--- Given request ---
Copy all of the material exactly. Pictures are not to appear in the copy.

Stored data entries
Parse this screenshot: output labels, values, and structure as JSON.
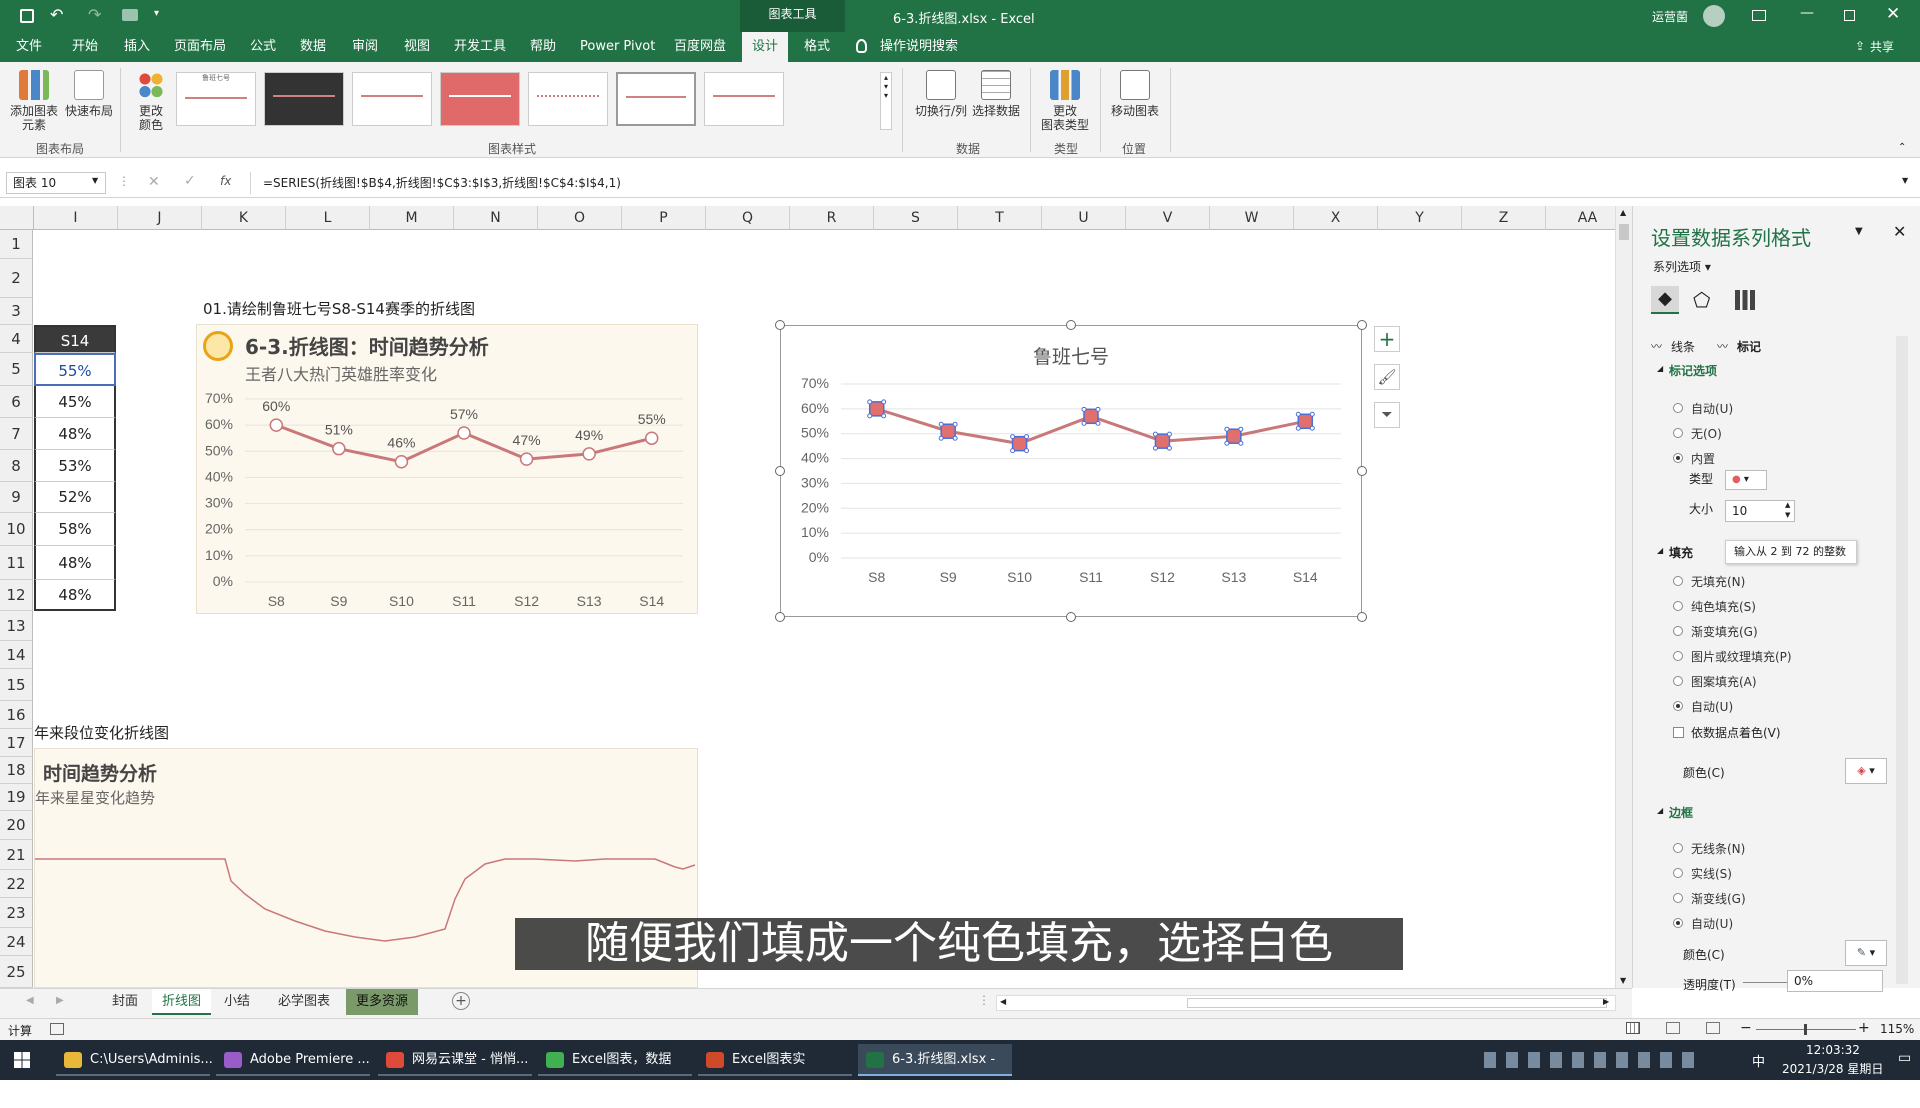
{
  "titlebar": {
    "tools_label": "图表工具",
    "doc_title": "6-3.折线图.xlsx - Excel",
    "user": "运营菌"
  },
  "tabs": [
    "文件",
    "开始",
    "插入",
    "页面布局",
    "公式",
    "数据",
    "审阅",
    "视图",
    "开发工具",
    "帮助",
    "Power Pivot",
    "百度网盘",
    "设计",
    "格式"
  ],
  "tell_me": "操作说明搜索",
  "share": "共享",
  "ribbon": {
    "add_element": "添加图表\n元素",
    "quick_layout": "快速布局",
    "change_colors": "更改\n颜色",
    "group_layout": "图表布局",
    "group_styles": "图表样式",
    "switch_rowcol": "切换行/列",
    "select_data": "选择数据",
    "group_data": "数据",
    "change_type": "更改\n图表类型",
    "group_type": "类型",
    "move_chart": "移动图表",
    "group_location": "位置",
    "style_thumb_title": "鲁班七号"
  },
  "formula": {
    "name_box": "图表 10",
    "content": "=SERIES(折线图!$B$4,折线图!$C$3:$I$3,折线图!$C$4:$I$4,1)"
  },
  "columns": [
    "I",
    "J",
    "K",
    "L",
    "M",
    "N",
    "O",
    "P",
    "Q",
    "R",
    "S",
    "T",
    "U",
    "V",
    "W",
    "X",
    "Y",
    "Z",
    "AA"
  ],
  "rows": [
    "1",
    "2",
    "3",
    "4",
    "5",
    "6",
    "7",
    "8",
    "9",
    "10",
    "11",
    "12",
    "13",
    "14",
    "15",
    "16",
    "17",
    "18",
    "19",
    "20",
    "21",
    "22",
    "23",
    "24",
    "25"
  ],
  "cells": {
    "header": "S14",
    "values": [
      "55%",
      "45%",
      "48%",
      "53%",
      "52%",
      "58%",
      "48%",
      "48%"
    ]
  },
  "sheet_text": {
    "q1": "01.请绘制鲁班七号S8-S14赛季的折线图",
    "q2": "年来段位变化折线图"
  },
  "example_chart": {
    "title": "6-3.折线图：时间趋势分析",
    "subtitle": "王者八大热门英雄胜率变化",
    "logo_color": "#e8a317"
  },
  "example2": {
    "title": "时间趋势分析",
    "subtitle": "年来星星变化趋势"
  },
  "chart_data": [
    {
      "type": "line",
      "title": "",
      "categories": [
        "S8",
        "S9",
        "S10",
        "S11",
        "S12",
        "S13",
        "S14"
      ],
      "series": [
        {
          "values": [
            60,
            51,
            46,
            57,
            47,
            49,
            55
          ]
        }
      ],
      "data_labels": [
        "60%",
        "51%",
        "46%",
        "57%",
        "47%",
        "49%",
        "55%"
      ],
      "y_ticks": [
        "0%",
        "10%",
        "20%",
        "30%",
        "40%",
        "50%",
        "60%",
        "70%"
      ],
      "ylim": [
        0,
        70
      ],
      "grid": true,
      "line_color": "#c9787a"
    },
    {
      "type": "line",
      "title": "鲁班七号",
      "categories": [
        "S8",
        "S9",
        "S10",
        "S11",
        "S12",
        "S13",
        "S14"
      ],
      "series": [
        {
          "values": [
            60,
            51,
            46,
            57,
            47,
            49,
            55
          ]
        }
      ],
      "y_ticks": [
        "0%",
        "10%",
        "20%",
        "30%",
        "40%",
        "50%",
        "60%",
        "70%"
      ],
      "ylim": [
        0,
        70
      ],
      "grid": true,
      "line_color": "#c9787a",
      "marker_color": "#e0706e"
    }
  ],
  "pane": {
    "title": "设置数据系列格式",
    "series_options": "系列选项",
    "tab_line": "线条",
    "tab_marker": "标记",
    "marker_options": "标记选项",
    "marker_radios": [
      "自动(U)",
      "无(O)",
      "内置"
    ],
    "type_label": "类型",
    "size_label": "大小",
    "size_value": "10",
    "tooltip": "输入从 2 到 72 的整数",
    "fill_label": "填充",
    "fill_radios": [
      "无填充(N)",
      "纯色填充(S)",
      "渐变填充(G)",
      "图片或纹理填充(P)",
      "图案填充(A)",
      "自动(U)"
    ],
    "vary_colors": "依数据点着色(V)",
    "color_label": "颜色(C)",
    "border_label": "边框",
    "border_radios": [
      "无线条(N)",
      "实线(S)",
      "渐变线(G)",
      "自动(U)"
    ],
    "color_label2": "颜色(C)",
    "transparency_label": "透明度(T)",
    "transparency_value": "0%"
  },
  "sheets": [
    "封面",
    "折线图",
    "小结",
    "必学图表",
    "更多资源"
  ],
  "status": {
    "ready": "计算",
    "zoom": "115%"
  },
  "taskbar": [
    {
      "label": "C:\\Users\\Adminis...",
      "color": "#e8b83a"
    },
    {
      "label": "Adobe Premiere ...",
      "color": "#9a5cc8"
    },
    {
      "label": "网易云课堂 - 悄悄...",
      "color": "#e04a3a"
    },
    {
      "label": "Excel图表，数据可...",
      "color": "#40b050"
    },
    {
      "label": "Excel图表实战.ppt...",
      "color": "#d04a2a"
    },
    {
      "label": "6-3.折线图.xlsx - E...",
      "color": "#217346"
    }
  ],
  "clock": {
    "time": "12:03:32",
    "date": "2021/3/28 星期日"
  },
  "ime": "中",
  "subtitle": "随便我们填成一个纯色填充，选择白色"
}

--- Response to the task ---
Parse this screenshot: output labels, values, and structure as JSON.
{
  "titlebar": {
    "tools_label": "图表工具",
    "doc_title": "6-3.折线图.xlsx - Excel",
    "user": "运营菌"
  },
  "tabs": [
    "文件",
    "开始",
    "插入",
    "页面布局",
    "公式",
    "数据",
    "审阅",
    "视图",
    "开发工具",
    "帮助",
    "Power Pivot",
    "百度网盘",
    "设计",
    "格式"
  ],
  "tell_me": "操作说明搜索",
  "share": "共享",
  "ribbon": {
    "add_element": "添加图表\n元素",
    "quick_layout": "快速布局",
    "change_colors": "更改\n颜色",
    "group_layout": "图表布局",
    "group_styles": "图表样式",
    "switch_rowcol": "切换行/列",
    "select_data": "选择数据",
    "group_data": "数据",
    "change_type": "更改\n图表类型",
    "group_type": "类型",
    "move_chart": "移动图表",
    "group_location": "位置",
    "style_thumb_title": "鲁班七号"
  },
  "formula": {
    "name_box": "图表 10",
    "content": "=SERIES(折线图!$B$4,折线图!$C$3:$I$3,折线图!$C$4:$I$4,1)"
  },
  "columns": [
    "I",
    "J",
    "K",
    "L",
    "M",
    "N",
    "O",
    "P",
    "Q",
    "R",
    "S",
    "T",
    "U",
    "V",
    "W",
    "X",
    "Y",
    "Z",
    "AA"
  ],
  "rows": [
    "1",
    "2",
    "3",
    "4",
    "5",
    "6",
    "7",
    "8",
    "9",
    "10",
    "11",
    "12",
    "13",
    "14",
    "15",
    "16",
    "17",
    "18",
    "19",
    "20",
    "21",
    "22",
    "23",
    "24",
    "25"
  ],
  "cells": {
    "header": "S14",
    "values": [
      "55%",
      "45%",
      "48%",
      "53%",
      "52%",
      "58%",
      "48%",
      "48%"
    ]
  },
  "sheet_text": {
    "q1": "01.请绘制鲁班七号S8-S14赛季的折线图",
    "q2": "年来段位变化折线图"
  },
  "example_chart": {
    "title": "6-3.折线图：时间趋势分析",
    "subtitle": "王者八大热门英雄胜率变化",
    "logo_color": "#e8a317"
  },
  "example2": {
    "title": "时间趋势分析",
    "subtitle": "年来星星变化趋势"
  },
  "chart_data": [
    {
      "type": "line",
      "title": "",
      "categories": [
        "S8",
        "S9",
        "S10",
        "S11",
        "S12",
        "S13",
        "S14"
      ],
      "series": [
        {
          "values": [
            60,
            51,
            46,
            57,
            47,
            49,
            55
          ]
        }
      ],
      "data_labels": [
        "60%",
        "51%",
        "46%",
        "57%",
        "47%",
        "49%",
        "55%"
      ],
      "y_ticks": [
        "0%",
        "10%",
        "20%",
        "30%",
        "40%",
        "50%",
        "60%",
        "70%"
      ],
      "ylim": [
        0,
        70
      ],
      "grid": true,
      "line_color": "#c9787a"
    },
    {
      "type": "line",
      "title": "鲁班七号",
      "categories": [
        "S8",
        "S9",
        "S10",
        "S11",
        "S12",
        "S13",
        "S14"
      ],
      "series": [
        {
          "values": [
            60,
            51,
            46,
            57,
            47,
            49,
            55
          ]
        }
      ],
      "y_ticks": [
        "0%",
        "10%",
        "20%",
        "30%",
        "40%",
        "50%",
        "60%",
        "70%"
      ],
      "ylim": [
        0,
        70
      ],
      "grid": true,
      "line_color": "#c9787a",
      "marker_color": "#e0706e"
    }
  ],
  "pane": {
    "title": "设置数据系列格式",
    "series_options": "系列选项",
    "tab_line": "线条",
    "tab_marker": "标记",
    "marker_options": "标记选项",
    "marker_radios": [
      "自动(U)",
      "无(O)",
      "内置"
    ],
    "type_label": "类型",
    "size_label": "大小",
    "size_value": "10",
    "tooltip": "输入从 2 到 72 的整数",
    "fill_label": "填充",
    "fill_radios": [
      "无填充(N)",
      "纯色填充(S)",
      "渐变填充(G)",
      "图片或纹理填充(P)",
      "图案填充(A)",
      "自动(U)"
    ],
    "vary_colors": "依数据点着色(V)",
    "color_label": "颜色(C)",
    "border_label": "边框",
    "border_radios": [
      "无线条(N)",
      "实线(S)",
      "渐变线(G)",
      "自动(U)"
    ],
    "color_label2": "颜色(C)",
    "transparency_label": "透明度(T)",
    "transparency_value": "0%"
  },
  "sheets": [
    "封面",
    "折线图",
    "小结",
    "必学图表",
    "更多资源"
  ],
  "status": {
    "ready": "计算",
    "zoom": "115%"
  },
  "taskbar": [
    {
      "label": "C:\\Users\\Adminis...",
      "color": "#e8b83a"
    },
    {
      "label": "Adobe Premiere ...",
      "color": "#9a5cc8"
    },
    {
      "label": "网易云课堂 - 悄悄...",
      "color": "#e04a3a"
    },
    {
      "label": "Excel图表，数据可...",
      "color": "#40b050"
    },
    {
      "label": "Excel图表实战.ppt...",
      "color": "#d04a2a"
    },
    {
      "label": "6-3.折线图.xlsx - E...",
      "color": "#217346"
    }
  ],
  "clock": {
    "time": "12:03:32",
    "date": "2021/3/28 星期日"
  },
  "ime": "中",
  "subtitle": "随便我们填成一个纯色填充，选择白色"
}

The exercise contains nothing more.